_WHAT TO PRODUCE_: Go through the listing and return every line with "color" in it.

_EXERCISE INPUTS_:

════════════════

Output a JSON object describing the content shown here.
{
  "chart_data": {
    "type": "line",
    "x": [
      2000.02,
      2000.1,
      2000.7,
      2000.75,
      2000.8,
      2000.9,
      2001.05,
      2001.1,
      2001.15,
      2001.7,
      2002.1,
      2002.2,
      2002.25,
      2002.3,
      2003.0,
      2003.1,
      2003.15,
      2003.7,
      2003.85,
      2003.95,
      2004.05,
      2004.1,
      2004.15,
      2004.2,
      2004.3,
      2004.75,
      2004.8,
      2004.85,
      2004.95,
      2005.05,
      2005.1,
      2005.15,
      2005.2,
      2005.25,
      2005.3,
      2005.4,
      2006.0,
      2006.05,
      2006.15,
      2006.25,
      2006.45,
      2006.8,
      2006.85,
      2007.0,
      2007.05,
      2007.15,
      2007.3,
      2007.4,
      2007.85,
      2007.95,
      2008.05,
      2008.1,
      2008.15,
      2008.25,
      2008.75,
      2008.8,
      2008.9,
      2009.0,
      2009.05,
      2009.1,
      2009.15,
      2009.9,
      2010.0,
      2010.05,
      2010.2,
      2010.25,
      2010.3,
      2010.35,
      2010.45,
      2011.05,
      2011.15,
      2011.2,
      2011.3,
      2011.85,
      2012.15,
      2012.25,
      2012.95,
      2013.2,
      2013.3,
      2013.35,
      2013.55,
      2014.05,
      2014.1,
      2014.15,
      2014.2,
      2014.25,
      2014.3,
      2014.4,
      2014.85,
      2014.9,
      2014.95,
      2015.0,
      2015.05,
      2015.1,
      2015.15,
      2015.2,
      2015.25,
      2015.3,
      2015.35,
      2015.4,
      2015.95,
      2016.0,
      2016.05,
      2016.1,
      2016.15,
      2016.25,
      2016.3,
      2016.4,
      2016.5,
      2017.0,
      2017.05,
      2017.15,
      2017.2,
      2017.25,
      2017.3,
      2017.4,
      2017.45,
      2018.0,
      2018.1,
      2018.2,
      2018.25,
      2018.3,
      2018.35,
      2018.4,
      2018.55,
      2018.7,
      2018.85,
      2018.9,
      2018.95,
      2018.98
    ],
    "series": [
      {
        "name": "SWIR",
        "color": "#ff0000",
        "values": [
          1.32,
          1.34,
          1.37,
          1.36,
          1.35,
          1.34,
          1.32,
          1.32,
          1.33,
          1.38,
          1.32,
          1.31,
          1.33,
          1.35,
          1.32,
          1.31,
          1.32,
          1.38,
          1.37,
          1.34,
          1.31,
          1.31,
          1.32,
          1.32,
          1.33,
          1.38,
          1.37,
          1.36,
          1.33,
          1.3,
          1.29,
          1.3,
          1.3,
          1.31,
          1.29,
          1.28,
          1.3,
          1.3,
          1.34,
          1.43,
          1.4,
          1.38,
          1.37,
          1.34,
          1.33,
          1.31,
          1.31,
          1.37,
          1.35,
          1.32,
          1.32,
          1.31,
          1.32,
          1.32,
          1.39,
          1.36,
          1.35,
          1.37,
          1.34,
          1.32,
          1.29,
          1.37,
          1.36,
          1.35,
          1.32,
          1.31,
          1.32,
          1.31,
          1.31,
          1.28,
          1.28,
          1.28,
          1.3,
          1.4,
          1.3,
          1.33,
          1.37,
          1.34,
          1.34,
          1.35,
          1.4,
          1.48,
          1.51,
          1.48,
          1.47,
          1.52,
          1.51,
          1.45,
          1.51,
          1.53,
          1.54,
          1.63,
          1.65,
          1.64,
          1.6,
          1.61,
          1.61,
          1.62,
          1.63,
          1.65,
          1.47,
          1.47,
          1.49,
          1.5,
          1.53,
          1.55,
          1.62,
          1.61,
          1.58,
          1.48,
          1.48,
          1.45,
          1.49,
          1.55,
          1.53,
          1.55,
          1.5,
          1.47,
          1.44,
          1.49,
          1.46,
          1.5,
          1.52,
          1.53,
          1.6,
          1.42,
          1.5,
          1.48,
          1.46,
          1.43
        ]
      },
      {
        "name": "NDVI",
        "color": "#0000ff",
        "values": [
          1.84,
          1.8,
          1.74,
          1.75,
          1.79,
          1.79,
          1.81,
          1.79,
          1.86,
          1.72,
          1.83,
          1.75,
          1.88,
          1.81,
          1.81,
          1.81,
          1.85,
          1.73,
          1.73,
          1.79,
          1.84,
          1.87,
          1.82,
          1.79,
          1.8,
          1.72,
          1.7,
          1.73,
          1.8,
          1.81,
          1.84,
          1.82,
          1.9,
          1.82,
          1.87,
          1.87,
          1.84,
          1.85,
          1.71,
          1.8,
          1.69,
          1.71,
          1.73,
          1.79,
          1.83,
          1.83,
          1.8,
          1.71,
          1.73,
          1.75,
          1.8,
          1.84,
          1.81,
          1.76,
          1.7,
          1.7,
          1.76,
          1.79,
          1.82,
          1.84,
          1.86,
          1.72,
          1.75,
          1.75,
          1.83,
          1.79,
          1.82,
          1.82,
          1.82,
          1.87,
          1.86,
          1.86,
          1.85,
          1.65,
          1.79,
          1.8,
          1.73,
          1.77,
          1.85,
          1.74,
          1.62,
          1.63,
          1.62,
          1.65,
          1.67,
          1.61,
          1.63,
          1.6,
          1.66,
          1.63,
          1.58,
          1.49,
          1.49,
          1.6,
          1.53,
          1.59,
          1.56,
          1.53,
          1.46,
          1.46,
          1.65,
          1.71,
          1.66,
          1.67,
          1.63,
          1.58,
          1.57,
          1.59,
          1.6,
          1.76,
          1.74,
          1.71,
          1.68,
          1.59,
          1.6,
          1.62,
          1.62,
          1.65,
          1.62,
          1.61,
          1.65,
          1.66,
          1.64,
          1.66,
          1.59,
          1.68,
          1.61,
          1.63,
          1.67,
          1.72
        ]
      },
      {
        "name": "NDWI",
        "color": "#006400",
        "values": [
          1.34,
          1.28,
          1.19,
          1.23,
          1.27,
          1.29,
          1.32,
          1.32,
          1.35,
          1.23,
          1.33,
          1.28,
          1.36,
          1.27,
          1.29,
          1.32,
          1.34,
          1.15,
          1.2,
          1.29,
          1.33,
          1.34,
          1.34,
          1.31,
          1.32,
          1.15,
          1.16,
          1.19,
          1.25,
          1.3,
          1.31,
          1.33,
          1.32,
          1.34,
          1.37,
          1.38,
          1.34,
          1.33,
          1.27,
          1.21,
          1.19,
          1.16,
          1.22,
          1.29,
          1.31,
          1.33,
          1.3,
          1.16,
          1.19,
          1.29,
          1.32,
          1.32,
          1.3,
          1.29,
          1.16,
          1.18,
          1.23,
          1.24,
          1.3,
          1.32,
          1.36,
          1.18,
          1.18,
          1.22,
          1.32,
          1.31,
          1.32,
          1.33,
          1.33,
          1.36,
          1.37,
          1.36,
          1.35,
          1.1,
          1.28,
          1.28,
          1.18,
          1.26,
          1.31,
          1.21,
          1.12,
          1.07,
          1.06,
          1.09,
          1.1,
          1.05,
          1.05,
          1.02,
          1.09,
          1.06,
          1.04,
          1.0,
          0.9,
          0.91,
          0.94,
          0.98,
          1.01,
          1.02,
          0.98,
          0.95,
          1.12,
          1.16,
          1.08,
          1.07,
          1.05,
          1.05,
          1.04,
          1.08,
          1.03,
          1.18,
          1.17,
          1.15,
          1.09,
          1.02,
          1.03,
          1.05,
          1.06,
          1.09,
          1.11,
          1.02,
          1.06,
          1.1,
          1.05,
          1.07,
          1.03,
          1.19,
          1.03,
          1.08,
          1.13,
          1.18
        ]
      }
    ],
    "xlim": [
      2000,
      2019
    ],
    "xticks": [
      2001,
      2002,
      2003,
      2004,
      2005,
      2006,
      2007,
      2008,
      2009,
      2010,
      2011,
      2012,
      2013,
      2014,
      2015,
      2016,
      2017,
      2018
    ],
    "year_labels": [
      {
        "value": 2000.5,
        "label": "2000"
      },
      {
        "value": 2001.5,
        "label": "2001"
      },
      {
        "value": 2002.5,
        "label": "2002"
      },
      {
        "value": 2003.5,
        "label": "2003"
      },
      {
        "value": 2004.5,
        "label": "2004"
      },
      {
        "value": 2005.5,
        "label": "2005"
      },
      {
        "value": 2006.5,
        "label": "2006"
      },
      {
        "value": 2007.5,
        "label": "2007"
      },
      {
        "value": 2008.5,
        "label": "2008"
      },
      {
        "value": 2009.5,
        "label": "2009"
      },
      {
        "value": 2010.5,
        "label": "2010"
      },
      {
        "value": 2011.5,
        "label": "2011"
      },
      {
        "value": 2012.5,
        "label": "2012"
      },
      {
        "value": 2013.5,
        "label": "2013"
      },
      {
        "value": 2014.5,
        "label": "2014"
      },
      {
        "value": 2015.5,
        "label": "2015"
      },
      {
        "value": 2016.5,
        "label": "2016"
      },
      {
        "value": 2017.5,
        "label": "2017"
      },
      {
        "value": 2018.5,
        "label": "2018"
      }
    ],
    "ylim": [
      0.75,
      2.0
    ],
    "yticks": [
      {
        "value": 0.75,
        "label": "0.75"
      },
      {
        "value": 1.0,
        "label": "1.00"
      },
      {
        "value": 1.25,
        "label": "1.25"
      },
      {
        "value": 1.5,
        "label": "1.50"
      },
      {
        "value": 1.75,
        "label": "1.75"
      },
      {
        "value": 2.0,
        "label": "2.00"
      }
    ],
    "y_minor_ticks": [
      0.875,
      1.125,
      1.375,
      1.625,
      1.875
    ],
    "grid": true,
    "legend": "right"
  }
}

════════════════

_ANSWER FOR THIS EXERCISE_:
        "color": "#ff0000",
        "color": "#0000ff",
        "color": "#006400",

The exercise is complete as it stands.